## SHORT PROBLEM
Replace "x-tick-label" with "x-axis-tick" in the rows from the start up to and including the line with "- x-tick-label: 20: [825, 681, 868, 725]". Leave everything else unchanged.

[Dataset records]
>>>

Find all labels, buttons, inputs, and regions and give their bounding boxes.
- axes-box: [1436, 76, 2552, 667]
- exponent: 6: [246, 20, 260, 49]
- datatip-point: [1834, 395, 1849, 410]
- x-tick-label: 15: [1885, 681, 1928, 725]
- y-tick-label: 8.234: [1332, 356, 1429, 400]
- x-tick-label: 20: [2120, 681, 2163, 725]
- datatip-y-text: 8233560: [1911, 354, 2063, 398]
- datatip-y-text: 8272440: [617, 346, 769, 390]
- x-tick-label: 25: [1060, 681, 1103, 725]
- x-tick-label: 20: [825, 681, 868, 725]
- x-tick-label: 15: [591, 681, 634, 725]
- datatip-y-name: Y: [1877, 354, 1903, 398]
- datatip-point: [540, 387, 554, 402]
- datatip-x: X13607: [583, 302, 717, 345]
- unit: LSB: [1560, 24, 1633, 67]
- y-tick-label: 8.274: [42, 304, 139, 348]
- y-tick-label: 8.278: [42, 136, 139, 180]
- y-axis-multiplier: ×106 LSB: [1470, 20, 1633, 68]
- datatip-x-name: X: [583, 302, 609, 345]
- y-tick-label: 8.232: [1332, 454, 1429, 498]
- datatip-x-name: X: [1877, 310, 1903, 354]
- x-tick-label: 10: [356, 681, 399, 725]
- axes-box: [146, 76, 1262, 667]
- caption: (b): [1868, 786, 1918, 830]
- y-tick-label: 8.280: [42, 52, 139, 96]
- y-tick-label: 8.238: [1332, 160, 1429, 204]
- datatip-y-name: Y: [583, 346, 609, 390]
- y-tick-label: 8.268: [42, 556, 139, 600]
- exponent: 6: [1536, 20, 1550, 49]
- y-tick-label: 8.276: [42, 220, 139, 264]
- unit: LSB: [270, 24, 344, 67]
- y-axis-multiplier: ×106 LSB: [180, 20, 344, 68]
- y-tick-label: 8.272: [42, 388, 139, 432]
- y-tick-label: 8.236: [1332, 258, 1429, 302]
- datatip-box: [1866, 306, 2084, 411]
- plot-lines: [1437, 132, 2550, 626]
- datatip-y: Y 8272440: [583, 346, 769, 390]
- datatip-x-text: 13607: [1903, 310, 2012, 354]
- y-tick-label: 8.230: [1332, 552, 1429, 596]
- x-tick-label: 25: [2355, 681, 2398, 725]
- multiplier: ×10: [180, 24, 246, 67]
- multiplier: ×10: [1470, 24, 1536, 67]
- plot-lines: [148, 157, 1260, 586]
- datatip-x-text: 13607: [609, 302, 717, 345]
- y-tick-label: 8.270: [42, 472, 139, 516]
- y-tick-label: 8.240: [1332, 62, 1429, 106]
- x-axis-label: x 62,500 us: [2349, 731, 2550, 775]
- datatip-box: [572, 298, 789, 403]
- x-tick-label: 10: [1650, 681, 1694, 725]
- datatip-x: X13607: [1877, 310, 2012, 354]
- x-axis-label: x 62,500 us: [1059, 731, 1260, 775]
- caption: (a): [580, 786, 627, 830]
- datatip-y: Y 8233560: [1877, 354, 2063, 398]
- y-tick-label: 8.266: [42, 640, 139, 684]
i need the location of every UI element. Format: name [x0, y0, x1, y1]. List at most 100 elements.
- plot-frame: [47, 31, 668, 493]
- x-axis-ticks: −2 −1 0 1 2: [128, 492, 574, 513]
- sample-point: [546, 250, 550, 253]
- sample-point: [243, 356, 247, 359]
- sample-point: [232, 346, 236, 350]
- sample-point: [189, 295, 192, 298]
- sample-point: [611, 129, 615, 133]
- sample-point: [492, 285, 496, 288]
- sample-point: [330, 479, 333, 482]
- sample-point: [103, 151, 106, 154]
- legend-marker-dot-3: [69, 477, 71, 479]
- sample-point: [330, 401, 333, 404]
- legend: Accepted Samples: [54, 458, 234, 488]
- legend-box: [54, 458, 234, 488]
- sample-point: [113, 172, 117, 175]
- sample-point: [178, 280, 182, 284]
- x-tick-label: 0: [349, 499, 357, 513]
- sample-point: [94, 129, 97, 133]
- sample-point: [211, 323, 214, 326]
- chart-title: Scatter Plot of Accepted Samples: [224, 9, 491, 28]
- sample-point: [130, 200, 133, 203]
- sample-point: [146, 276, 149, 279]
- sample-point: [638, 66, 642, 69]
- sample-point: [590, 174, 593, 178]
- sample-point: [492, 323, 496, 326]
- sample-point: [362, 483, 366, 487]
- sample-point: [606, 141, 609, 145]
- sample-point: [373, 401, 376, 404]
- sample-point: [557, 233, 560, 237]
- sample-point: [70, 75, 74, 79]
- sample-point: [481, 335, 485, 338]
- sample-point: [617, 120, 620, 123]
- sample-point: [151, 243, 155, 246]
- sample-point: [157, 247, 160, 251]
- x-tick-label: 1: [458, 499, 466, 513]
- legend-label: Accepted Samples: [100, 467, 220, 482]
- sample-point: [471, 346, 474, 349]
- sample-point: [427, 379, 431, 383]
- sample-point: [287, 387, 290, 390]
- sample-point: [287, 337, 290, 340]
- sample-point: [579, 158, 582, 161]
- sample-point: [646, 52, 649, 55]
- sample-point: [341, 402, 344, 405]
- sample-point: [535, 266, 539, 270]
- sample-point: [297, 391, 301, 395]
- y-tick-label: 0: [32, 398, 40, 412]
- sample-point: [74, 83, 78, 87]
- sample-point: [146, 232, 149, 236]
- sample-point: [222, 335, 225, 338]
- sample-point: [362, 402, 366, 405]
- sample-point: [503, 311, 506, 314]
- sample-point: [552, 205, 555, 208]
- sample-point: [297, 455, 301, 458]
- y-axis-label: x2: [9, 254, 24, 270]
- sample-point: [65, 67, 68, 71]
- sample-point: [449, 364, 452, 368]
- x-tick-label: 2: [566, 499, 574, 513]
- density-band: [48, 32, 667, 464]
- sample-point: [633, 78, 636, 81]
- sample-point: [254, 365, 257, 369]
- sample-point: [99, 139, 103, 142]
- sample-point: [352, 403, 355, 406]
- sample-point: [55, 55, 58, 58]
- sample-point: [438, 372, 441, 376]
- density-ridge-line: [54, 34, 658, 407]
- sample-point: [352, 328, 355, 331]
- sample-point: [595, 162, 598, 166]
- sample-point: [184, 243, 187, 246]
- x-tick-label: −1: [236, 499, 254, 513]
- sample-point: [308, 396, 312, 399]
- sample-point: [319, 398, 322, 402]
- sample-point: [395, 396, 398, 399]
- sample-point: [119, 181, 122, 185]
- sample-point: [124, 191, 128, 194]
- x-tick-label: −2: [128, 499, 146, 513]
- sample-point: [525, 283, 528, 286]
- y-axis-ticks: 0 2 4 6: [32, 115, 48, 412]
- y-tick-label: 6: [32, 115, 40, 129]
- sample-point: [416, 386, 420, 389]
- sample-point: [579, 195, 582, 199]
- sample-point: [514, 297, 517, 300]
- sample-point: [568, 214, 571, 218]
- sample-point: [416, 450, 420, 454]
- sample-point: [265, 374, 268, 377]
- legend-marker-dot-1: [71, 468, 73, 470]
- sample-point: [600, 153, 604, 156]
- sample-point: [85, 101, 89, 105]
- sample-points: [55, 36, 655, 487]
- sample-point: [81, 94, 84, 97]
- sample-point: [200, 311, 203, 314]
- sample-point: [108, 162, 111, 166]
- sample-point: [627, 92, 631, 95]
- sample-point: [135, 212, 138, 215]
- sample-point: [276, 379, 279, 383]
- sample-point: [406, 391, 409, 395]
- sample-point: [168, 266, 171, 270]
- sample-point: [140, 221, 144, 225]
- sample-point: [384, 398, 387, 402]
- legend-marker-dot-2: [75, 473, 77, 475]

<<<

## RESULT OF THIS EXERCISE
Find all labels, buttons, inputs, and regions and give their bounding boxes.
- axes-box: [1436, 76, 2552, 667]
- exponent: 6: [246, 20, 260, 49]
- datatip-point: [1834, 395, 1849, 410]
- x-axis-tick: 15: [1885, 681, 1928, 725]
- y-tick-label: 8.234: [1332, 356, 1429, 400]
- x-axis-tick: 20: [2120, 681, 2163, 725]
- datatip-y-text: 8233560: [1911, 354, 2063, 398]
- datatip-y-text: 8272440: [617, 346, 769, 390]
- x-axis-tick: 25: [1060, 681, 1103, 725]
- x-axis-tick: 20: [825, 681, 868, 725]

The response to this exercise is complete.